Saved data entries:
%%
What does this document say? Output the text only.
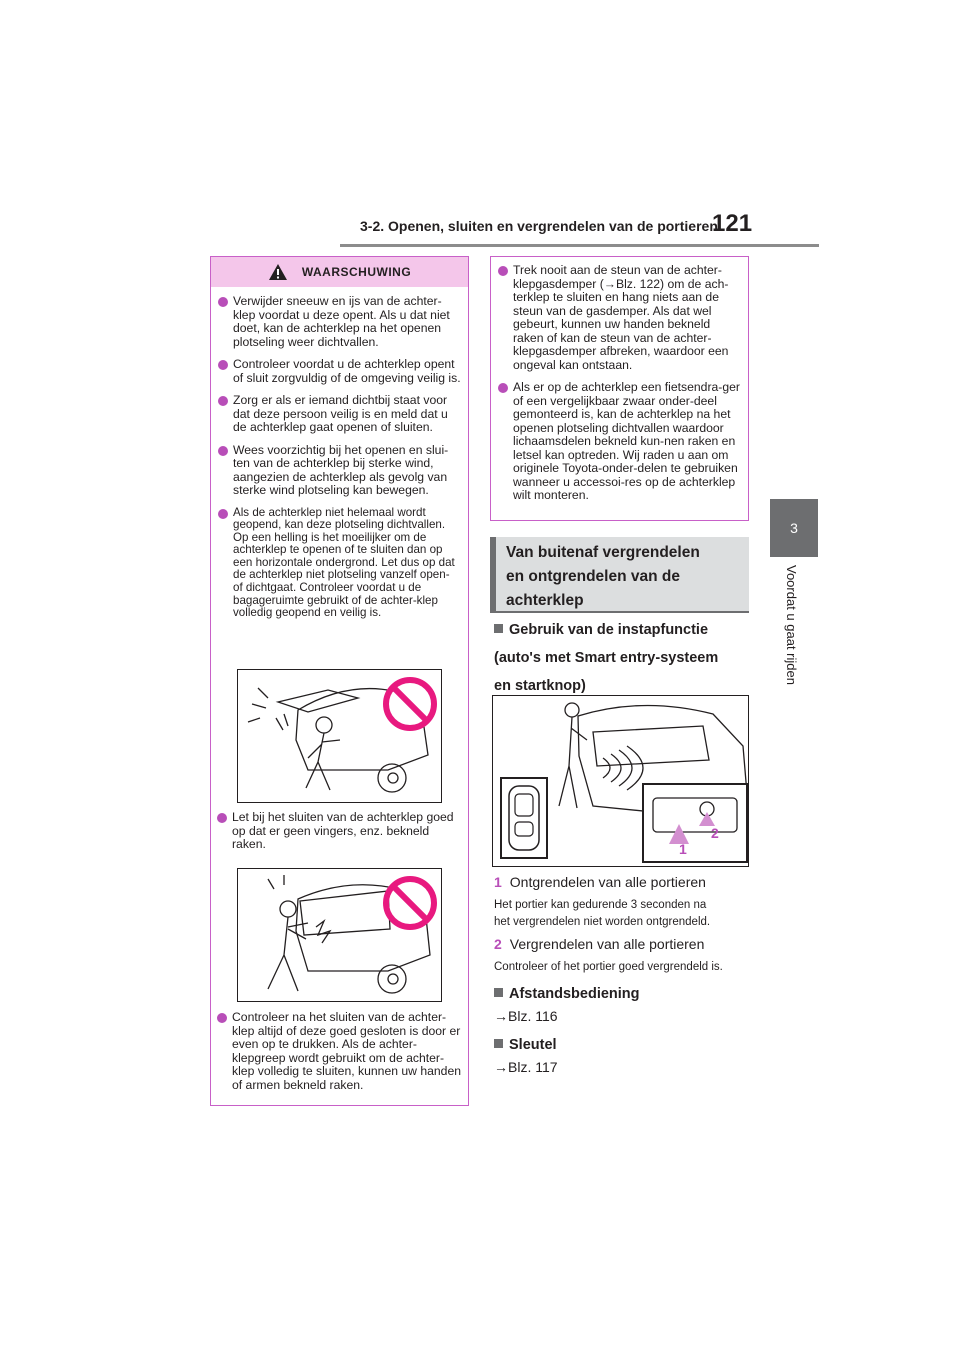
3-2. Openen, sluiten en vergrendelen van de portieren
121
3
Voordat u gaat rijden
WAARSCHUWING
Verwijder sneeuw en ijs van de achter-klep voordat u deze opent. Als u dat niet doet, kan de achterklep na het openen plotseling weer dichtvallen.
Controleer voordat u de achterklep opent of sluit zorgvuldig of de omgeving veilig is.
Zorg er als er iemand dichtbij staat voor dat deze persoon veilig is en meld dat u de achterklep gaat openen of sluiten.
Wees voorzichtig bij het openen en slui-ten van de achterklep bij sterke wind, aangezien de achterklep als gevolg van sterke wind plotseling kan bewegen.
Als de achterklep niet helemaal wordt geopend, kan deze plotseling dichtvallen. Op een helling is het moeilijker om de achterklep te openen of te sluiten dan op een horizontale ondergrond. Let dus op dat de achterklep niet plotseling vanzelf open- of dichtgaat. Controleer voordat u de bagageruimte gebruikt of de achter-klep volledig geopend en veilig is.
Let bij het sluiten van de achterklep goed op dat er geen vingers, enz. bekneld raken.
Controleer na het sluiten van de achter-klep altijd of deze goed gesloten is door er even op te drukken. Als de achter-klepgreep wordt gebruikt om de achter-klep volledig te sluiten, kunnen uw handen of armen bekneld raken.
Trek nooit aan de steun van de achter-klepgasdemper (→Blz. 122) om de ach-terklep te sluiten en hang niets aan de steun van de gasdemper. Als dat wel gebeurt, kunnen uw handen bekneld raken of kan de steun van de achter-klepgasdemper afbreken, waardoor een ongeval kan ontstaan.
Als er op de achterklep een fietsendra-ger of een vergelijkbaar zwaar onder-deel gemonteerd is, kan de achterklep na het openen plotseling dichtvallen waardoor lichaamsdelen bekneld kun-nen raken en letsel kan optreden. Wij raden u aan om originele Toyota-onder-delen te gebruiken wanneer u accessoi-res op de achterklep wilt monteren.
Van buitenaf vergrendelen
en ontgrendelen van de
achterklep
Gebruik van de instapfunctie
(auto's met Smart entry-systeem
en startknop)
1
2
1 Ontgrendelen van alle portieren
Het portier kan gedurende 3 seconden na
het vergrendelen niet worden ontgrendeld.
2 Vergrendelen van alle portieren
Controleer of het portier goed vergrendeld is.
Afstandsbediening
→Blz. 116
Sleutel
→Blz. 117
%%
%%
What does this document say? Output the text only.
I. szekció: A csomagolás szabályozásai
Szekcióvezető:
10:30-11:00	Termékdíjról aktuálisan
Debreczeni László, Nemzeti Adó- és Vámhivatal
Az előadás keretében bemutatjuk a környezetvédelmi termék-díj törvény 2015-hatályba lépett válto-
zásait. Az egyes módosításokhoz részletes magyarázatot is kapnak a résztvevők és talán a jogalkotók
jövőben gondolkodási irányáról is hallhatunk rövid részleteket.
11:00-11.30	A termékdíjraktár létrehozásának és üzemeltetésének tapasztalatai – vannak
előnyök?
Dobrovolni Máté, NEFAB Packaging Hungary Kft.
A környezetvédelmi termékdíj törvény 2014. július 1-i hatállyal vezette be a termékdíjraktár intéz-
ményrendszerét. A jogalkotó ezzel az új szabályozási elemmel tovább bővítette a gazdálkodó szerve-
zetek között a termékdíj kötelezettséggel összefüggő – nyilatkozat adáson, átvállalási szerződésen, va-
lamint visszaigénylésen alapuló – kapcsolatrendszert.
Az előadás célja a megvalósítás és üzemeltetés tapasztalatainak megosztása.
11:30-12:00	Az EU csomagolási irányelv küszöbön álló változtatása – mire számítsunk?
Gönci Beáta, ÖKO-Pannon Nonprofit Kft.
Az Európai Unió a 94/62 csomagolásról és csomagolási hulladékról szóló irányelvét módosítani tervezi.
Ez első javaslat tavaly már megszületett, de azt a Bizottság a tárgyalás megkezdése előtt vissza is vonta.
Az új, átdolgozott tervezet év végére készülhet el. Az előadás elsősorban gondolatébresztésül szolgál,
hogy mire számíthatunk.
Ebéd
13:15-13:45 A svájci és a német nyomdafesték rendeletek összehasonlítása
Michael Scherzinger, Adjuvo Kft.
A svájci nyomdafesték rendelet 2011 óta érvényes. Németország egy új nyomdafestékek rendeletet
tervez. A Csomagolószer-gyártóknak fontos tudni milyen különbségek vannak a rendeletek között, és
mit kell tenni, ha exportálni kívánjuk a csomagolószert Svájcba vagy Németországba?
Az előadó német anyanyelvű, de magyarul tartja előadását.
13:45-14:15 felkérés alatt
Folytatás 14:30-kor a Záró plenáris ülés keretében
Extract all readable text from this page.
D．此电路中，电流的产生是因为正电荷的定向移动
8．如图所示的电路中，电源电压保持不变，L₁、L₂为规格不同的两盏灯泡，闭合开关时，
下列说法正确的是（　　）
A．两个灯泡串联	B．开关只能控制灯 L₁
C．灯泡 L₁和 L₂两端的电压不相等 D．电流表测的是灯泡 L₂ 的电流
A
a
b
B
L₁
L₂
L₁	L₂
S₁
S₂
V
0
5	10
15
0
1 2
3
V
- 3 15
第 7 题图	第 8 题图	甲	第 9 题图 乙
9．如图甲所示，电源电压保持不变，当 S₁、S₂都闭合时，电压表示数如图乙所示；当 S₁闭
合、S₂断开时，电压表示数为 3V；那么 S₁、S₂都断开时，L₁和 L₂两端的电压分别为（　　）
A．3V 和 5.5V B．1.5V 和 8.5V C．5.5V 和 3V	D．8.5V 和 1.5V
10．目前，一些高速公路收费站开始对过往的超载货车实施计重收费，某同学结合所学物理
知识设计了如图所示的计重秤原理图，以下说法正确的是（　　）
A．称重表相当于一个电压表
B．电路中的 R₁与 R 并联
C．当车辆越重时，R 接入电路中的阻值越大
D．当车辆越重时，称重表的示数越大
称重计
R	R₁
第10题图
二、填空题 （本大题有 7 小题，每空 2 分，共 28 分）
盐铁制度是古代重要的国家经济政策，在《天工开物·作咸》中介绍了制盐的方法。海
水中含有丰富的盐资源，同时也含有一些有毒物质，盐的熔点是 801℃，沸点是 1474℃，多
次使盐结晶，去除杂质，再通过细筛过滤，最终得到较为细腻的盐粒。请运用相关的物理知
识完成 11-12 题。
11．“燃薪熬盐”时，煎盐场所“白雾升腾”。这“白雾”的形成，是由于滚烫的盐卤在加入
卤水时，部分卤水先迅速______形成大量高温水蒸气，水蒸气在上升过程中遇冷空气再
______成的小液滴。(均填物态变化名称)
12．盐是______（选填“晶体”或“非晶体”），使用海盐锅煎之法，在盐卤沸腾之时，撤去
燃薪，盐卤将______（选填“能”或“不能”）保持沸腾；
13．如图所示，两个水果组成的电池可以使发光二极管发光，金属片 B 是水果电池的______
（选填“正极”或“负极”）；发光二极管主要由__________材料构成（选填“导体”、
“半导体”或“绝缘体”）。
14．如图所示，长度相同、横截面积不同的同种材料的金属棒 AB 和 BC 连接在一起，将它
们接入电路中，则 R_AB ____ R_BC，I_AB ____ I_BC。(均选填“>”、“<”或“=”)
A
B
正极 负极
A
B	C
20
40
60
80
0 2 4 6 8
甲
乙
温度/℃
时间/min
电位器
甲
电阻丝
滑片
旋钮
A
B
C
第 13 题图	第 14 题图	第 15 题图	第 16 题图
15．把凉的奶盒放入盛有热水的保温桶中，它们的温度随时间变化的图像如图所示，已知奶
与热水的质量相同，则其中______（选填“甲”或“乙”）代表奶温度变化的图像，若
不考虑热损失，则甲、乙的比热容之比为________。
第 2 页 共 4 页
%%
%%
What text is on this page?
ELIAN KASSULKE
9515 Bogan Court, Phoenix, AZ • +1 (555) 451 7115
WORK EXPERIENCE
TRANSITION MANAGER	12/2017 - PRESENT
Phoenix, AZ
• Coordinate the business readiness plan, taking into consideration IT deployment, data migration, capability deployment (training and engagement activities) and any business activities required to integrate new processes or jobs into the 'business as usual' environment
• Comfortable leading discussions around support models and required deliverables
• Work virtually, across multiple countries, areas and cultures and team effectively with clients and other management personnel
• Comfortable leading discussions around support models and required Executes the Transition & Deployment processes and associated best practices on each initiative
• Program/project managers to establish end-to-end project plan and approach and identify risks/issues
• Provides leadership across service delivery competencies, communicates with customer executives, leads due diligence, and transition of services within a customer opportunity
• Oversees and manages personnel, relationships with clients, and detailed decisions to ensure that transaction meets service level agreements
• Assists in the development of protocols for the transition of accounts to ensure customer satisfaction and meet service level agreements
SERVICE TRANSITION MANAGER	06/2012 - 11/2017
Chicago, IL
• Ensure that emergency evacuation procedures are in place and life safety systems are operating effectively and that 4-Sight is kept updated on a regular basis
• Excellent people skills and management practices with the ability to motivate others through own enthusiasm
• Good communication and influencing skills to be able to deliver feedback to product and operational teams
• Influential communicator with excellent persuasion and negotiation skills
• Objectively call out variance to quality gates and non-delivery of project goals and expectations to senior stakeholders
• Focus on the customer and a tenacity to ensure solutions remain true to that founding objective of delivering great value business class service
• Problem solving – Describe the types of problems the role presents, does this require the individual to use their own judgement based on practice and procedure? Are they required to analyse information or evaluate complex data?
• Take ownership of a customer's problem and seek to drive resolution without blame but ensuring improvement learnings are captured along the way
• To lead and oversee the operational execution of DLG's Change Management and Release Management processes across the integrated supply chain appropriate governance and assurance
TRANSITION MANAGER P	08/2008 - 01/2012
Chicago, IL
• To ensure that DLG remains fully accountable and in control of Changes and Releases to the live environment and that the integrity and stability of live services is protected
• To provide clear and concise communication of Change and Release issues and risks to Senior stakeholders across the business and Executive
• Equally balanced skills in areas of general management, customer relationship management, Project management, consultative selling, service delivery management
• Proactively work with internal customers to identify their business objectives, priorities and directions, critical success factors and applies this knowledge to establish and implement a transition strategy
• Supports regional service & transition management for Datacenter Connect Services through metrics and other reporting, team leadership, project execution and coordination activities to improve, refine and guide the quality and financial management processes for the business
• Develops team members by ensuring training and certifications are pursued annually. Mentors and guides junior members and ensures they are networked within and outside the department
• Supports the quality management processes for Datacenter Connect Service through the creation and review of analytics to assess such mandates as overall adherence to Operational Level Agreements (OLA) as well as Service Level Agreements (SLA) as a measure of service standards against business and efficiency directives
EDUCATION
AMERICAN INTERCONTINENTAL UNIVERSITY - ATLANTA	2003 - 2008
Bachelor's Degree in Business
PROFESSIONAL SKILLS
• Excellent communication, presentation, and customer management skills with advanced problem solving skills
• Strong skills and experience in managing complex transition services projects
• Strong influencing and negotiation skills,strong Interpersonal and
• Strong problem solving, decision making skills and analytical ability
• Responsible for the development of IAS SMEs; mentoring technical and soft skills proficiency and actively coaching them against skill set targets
%%
## STATED TASK:
Where a line above holds the string "their", show that line.

## CORRECT OUTPUT:
• Problem solving – Describe the types of problems the role presents, does this require the individual to use their own judgement based on practice and procedure? Are they required to analyse information or evaluate complex data?
• Proactively work with internal customers to identify their business objectives, priorities and directions, critical success factors and applies this knowledge to establish and implement a transition strategy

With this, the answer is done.